_Exercise description:_ Set down the full listing exactly as given. Any pictures are to be left out.

>> Begin Task input

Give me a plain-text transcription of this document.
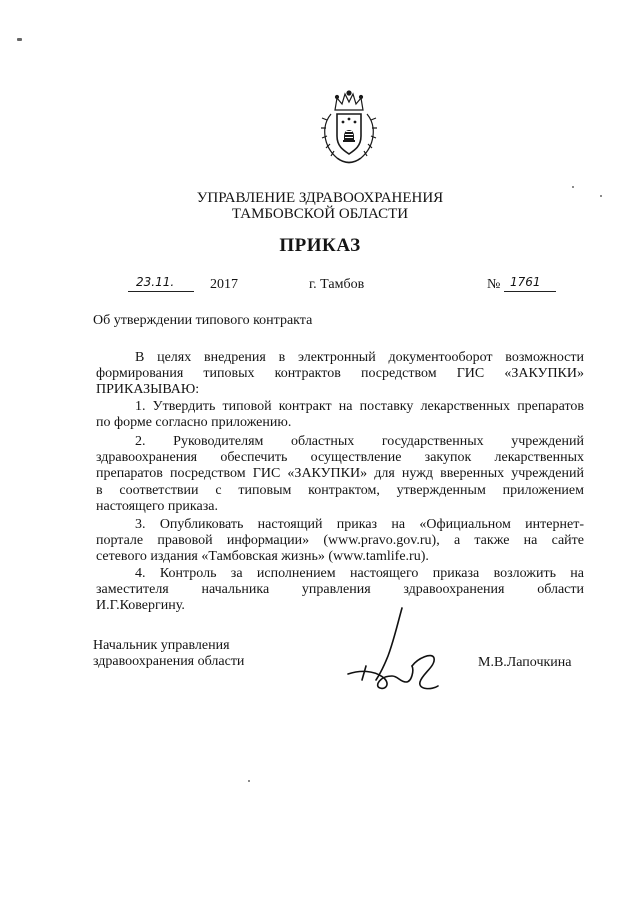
УПРАВЛЕНИЕ ЗДРАВООХРАНЕНИЯ
ТАМБОВСКОЙ ОБЛАСТИ
ПРИКАЗ
23.11.	2017	г. Тамбов	№ 1761
Об утверждении типового контракта
В целях внедрения в электронный документооборот возможности
формирования типовых контрактов посредством ГИС «ЗАКУПКИ»
ПРИКАЗЫВАЮ:
1. Утвердить типовой контракт на поставку лекарственных препаратов
по форме согласно приложению.
2. Руководителям областных государственных учреждений
здравоохранения обеспечить осуществление закупок лекарственных
препаратов посредством ГИС «ЗАКУПКИ» для нужд вверенных учреждений
в соответствии с типовым контрактом, утвержденным приложением
настоящего приказа.
3. Опубликовать настоящий приказ на «Официальном интернет-
портале правовой информации» (www.pravo.gov.ru), а также на сайте
сетевого издания «Тамбовская жизнь» (www.tamlife.ru).
4. Контроль за исполнением настоящего приказа возложить на
заместителя начальника управления здравоохранения области
И.Г.Ковергину.
Начальник управления
здравоохранения области	М.В.Лапочкина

>> End Task input

_Solution to this problem:_
Give me a plain-text transcription of this document.
УПРАВЛЕНИЕ ЗДРАВООХРАНЕНИЯ
ТАМБОВСКОЙ ОБЛАСТИ
ПРИКАЗ
23.11.	2017	г. Тамбов	№ 1761
Об утверждении типового контракта
В целях внедрения в электронный документооборот возможности
формирования типовых контрактов посредством ГИС «ЗАКУПКИ»
ПРИКАЗЫВАЮ:
1. Утвердить типовой контракт на поставку лекарственных препаратов
по форме согласно приложению.
2. Руководителям областных государственных учреждений
здравоохранения обеспечить осуществление закупок лекарственных
препаратов посредством ГИС «ЗАКУПКИ» для нужд вверенных учреждений
в соответствии с типовым контрактом, утвержденным приложением
настоящего приказа.
3. Опубликовать настоящий приказ на «Официальном интернет-
портале правовой информации» (www.pravo.gov.ru), а также на сайте
сетевого издания «Тамбовская жизнь» (www.tamlife.ru).
4. Контроль за исполнением настоящего приказа возложить на
заместителя начальника управления здравоохранения области
И.Г.Ковергину.
Начальник управления
здравоохранения области	М.В.Лапочкина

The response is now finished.